SHORT PROBLEM | Your task is to quote the material that follows, in full and exactly.

[Start of DATASET EXCERPTS]

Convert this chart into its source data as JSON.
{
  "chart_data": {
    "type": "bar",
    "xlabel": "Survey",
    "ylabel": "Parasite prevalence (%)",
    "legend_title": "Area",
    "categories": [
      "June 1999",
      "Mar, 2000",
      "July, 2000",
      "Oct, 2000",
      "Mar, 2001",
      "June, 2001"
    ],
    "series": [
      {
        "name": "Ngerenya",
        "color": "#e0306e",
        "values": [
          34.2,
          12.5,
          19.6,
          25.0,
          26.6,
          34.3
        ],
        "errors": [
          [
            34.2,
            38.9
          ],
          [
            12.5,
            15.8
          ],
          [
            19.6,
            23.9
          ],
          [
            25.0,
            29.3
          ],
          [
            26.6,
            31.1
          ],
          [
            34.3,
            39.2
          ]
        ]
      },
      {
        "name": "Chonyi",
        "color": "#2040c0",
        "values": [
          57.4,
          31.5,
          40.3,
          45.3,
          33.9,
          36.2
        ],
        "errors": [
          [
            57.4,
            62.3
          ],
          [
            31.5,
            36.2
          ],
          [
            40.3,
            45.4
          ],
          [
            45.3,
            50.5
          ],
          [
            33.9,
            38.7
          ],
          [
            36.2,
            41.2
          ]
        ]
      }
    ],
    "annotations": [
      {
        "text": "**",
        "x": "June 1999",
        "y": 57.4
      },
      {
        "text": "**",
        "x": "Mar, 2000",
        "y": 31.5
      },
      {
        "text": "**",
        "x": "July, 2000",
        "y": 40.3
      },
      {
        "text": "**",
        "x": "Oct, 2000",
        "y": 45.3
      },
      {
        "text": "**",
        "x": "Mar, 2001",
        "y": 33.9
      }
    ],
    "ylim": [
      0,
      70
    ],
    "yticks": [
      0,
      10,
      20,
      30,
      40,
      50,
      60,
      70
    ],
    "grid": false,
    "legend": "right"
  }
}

[End of DATASET EXCERPTS]

THE ANSWER |
Convert this chart into its source data as JSON.
{
  "chart_data": {
    "type": "bar",
    "xlabel": "Survey",
    "ylabel": "Parasite prevalence (%)",
    "legend_title": "Area",
    "categories": [
      "June 1999",
      "Mar, 2000",
      "July, 2000",
      "Oct, 2000",
      "Mar, 2001",
      "June, 2001"
    ],
    "series": [
      {
        "name": "Ngerenya",
        "color": "#e0306e",
        "values": [
          34.2,
          12.5,
          19.6,
          25.0,
          26.6,
          34.3
        ],
        "errors": [
          [
            34.2,
            38.9
          ],
          [
            12.5,
            15.8
          ],
          [
            19.6,
            23.9
          ],
          [
            25.0,
            29.3
          ],
          [
            26.6,
            31.1
          ],
          [
            34.3,
            39.2
          ]
        ]
      },
      {
        "name": "Chonyi",
        "color": "#2040c0",
        "values": [
          57.4,
          31.5,
          40.3,
          45.3,
          33.9,
          36.2
        ],
        "errors": [
          [
            57.4,
            62.3
          ],
          [
            31.5,
            36.2
          ],
          [
            40.3,
            45.4
          ],
          [
            45.3,
            50.5
          ],
          [
            33.9,
            38.7
          ],
          [
            36.2,
            41.2
          ]
        ]
      }
    ],
    "annotations": [
      {
        "text": "**",
        "x": "June 1999",
        "y": 57.4
      },
      {
        "text": "**",
        "x": "Mar, 2000",
        "y": 31.5
      },
      {
        "text": "**",
        "x": "July, 2000",
        "y": 40.3
      },
      {
        "text": "**",
        "x": "Oct, 2000",
        "y": 45.3
      },
      {
        "text": "**",
        "x": "Mar, 2001",
        "y": 33.9
      }
    ],
    "ylim": [
      0,
      70
    ],
    "yticks": [
      0,
      10,
      20,
      30,
      40,
      50,
      60,
      70
    ],
    "grid": false,
    "legend": "right"
  }
}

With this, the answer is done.